** START Listing **

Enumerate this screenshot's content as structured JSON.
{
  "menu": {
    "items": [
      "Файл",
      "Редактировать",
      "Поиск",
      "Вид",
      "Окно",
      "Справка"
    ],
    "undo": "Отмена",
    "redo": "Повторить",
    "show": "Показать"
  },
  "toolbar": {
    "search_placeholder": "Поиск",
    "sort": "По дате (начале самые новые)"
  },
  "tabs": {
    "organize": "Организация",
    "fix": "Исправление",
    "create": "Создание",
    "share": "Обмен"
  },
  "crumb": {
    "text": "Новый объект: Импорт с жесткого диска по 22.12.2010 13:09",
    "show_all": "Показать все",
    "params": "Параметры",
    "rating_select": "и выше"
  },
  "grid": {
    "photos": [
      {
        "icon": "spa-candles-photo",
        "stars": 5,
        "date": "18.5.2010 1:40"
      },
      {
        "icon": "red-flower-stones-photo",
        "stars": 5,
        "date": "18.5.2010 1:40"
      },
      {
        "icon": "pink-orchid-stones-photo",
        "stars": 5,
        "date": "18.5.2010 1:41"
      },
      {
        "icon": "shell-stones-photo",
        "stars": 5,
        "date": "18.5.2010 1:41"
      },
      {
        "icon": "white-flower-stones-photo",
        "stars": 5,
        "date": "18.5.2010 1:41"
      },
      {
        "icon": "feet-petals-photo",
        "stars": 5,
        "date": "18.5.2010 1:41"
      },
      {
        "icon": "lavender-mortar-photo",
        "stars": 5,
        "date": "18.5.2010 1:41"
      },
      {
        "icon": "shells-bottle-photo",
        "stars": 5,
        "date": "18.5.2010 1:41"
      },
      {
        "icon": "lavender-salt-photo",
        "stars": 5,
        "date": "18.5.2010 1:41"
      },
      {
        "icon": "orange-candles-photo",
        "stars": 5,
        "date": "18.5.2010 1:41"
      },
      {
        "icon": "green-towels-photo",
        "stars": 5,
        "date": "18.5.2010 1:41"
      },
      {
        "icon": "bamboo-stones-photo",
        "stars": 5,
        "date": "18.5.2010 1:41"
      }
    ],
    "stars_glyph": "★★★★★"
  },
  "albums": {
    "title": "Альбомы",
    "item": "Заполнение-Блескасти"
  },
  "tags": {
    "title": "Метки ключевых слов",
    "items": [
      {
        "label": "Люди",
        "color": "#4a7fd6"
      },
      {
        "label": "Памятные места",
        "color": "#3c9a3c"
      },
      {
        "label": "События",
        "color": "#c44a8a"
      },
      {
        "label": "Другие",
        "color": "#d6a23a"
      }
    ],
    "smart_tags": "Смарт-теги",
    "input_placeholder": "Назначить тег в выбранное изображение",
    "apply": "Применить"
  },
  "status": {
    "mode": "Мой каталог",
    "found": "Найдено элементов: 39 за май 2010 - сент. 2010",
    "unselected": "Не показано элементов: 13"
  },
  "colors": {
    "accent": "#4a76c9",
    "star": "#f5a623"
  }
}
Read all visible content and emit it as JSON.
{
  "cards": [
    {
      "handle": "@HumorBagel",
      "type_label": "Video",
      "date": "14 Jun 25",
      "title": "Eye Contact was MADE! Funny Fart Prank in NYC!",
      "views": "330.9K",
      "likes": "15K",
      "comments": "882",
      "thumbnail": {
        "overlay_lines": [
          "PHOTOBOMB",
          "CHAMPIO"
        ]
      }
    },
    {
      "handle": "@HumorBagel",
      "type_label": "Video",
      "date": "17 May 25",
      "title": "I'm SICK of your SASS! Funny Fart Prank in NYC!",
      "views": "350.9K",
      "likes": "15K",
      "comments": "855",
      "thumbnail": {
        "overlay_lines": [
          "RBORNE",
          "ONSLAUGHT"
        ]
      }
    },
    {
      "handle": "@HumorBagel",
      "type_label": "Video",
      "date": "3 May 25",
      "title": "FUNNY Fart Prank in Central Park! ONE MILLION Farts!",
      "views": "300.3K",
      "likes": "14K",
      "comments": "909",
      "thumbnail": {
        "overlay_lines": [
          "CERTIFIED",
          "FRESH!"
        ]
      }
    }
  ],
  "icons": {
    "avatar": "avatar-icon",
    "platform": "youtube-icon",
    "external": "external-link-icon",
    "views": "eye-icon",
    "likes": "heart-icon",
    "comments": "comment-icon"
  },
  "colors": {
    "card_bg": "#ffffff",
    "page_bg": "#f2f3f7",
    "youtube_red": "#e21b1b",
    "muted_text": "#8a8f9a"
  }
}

** END Listing **

- [Exercise] Write the entire listing out again, word for word.

- [The solution]
Enumerate this screenshot's content as structured JSON.
{
  "menu": {
    "items": [
      "Файл",
      "Редактировать",
      "Поиск",
      "Вид",
      "Окно",
      "Справка"
    ],
    "undo": "Отмена",
    "redo": "Повторить",
    "show": "Показать"
  },
  "toolbar": {
    "search_placeholder": "Поиск",
    "sort": "По дате (начале самые новые)"
  },
  "tabs": {
    "organize": "Организация",
    "fix": "Исправление",
    "create": "Создание",
    "share": "Обмен"
  },
  "crumb": {
    "text": "Новый объект: Импорт с жесткого диска по 22.12.2010 13:09",
    "show_all": "Показать все",
    "params": "Параметры",
    "rating_select": "и выше"
  },
  "grid": {
    "photos": [
      {
        "icon": "spa-candles-photo",
        "stars": 5,
        "date": "18.5.2010 1:40"
      },
      {
        "icon": "red-flower-stones-photo",
        "stars": 5,
        "date": "18.5.2010 1:40"
      },
      {
        "icon": "pink-orchid-stones-photo",
        "stars": 5,
        "date": "18.5.2010 1:41"
      },
      {
        "icon": "shell-stones-photo",
        "stars": 5,
        "date": "18.5.2010 1:41"
      },
      {
        "icon": "white-flower-stones-photo",
        "stars": 5,
        "date": "18.5.2010 1:41"
      },
      {
        "icon": "feet-petals-photo",
        "stars": 5,
        "date": "18.5.2010 1:41"
      },
      {
        "icon": "lavender-mortar-photo",
        "stars": 5,
        "date": "18.5.2010 1:41"
      },
      {
        "icon": "shells-bottle-photo",
        "stars": 5,
        "date": "18.5.2010 1:41"
      },
      {
        "icon": "lavender-salt-photo",
        "stars": 5,
        "date": "18.5.2010 1:41"
      },
      {
        "icon": "orange-candles-photo",
        "stars": 5,
        "date": "18.5.2010 1:41"
      },
      {
        "icon": "green-towels-photo",
        "stars": 5,
        "date": "18.5.2010 1:41"
      },
      {
        "icon": "bamboo-stones-photo",
        "stars": 5,
        "date": "18.5.2010 1:41"
      }
    ],
    "stars_glyph": "★★★★★"
  },
  "albums": {
    "title": "Альбомы",
    "item": "Заполнение-Блескасти"
  },
  "tags": {
    "title": "Метки ключевых слов",
    "items": [
      {
        "label": "Люди",
        "color": "#4a7fd6"
      },
      {
        "label": "Памятные места",
        "color": "#3c9a3c"
      },
      {
        "label": "События",
        "color": "#c44a8a"
      },
      {
        "label": "Другие",
        "color": "#d6a23a"
      }
    ],
    "smart_tags": "Смарт-теги",
    "input_placeholder": "Назначить тег в выбранное изображение",
    "apply": "Применить"
  },
  "status": {
    "mode": "Мой каталог",
    "found": "Найдено элементов: 39 за май 2010 - сент. 2010",
    "unselected": "Не показано элементов: 13"
  },
  "colors": {
    "accent": "#4a76c9",
    "star": "#f5a623"
  }
}
Read all visible content and emit it as JSON.
{
  "cards": [
    {
      "handle": "@HumorBagel",
      "type_label": "Video",
      "date": "14 Jun 25",
      "title": "Eye Contact was MADE! Funny Fart Prank in NYC!",
      "views": "330.9K",
      "likes": "15K",
      "comments": "882",
      "thumbnail": {
        "overlay_lines": [
          "PHOTOBOMB",
          "CHAMPIO"
        ]
      }
    },
    {
      "handle": "@HumorBagel",
      "type_label": "Video",
      "date": "17 May 25",
      "title": "I'm SICK of your SASS! Funny Fart Prank in NYC!",
      "views": "350.9K",
      "likes": "15K",
      "comments": "855",
      "thumbnail": {
        "overlay_lines": [
          "RBORNE",
          "ONSLAUGHT"
        ]
      }
    },
    {
      "handle": "@HumorBagel",
      "type_label": "Video",
      "date": "3 May 25",
      "title": "FUNNY Fart Prank in Central Park! ONE MILLION Farts!",
      "views": "300.3K",
      "likes": "14K",
      "comments": "909",
      "thumbnail": {
        "overlay_lines": [
          "CERTIFIED",
          "FRESH!"
        ]
      }
    }
  ],
  "icons": {
    "avatar": "avatar-icon",
    "platform": "youtube-icon",
    "external": "external-link-icon",
    "views": "eye-icon",
    "likes": "heart-icon",
    "comments": "comment-icon"
  },
  "colors": {
    "card_bg": "#ffffff",
    "page_bg": "#f2f3f7",
    "youtube_red": "#e21b1b",
    "muted_text": "#8a8f9a"
  }
}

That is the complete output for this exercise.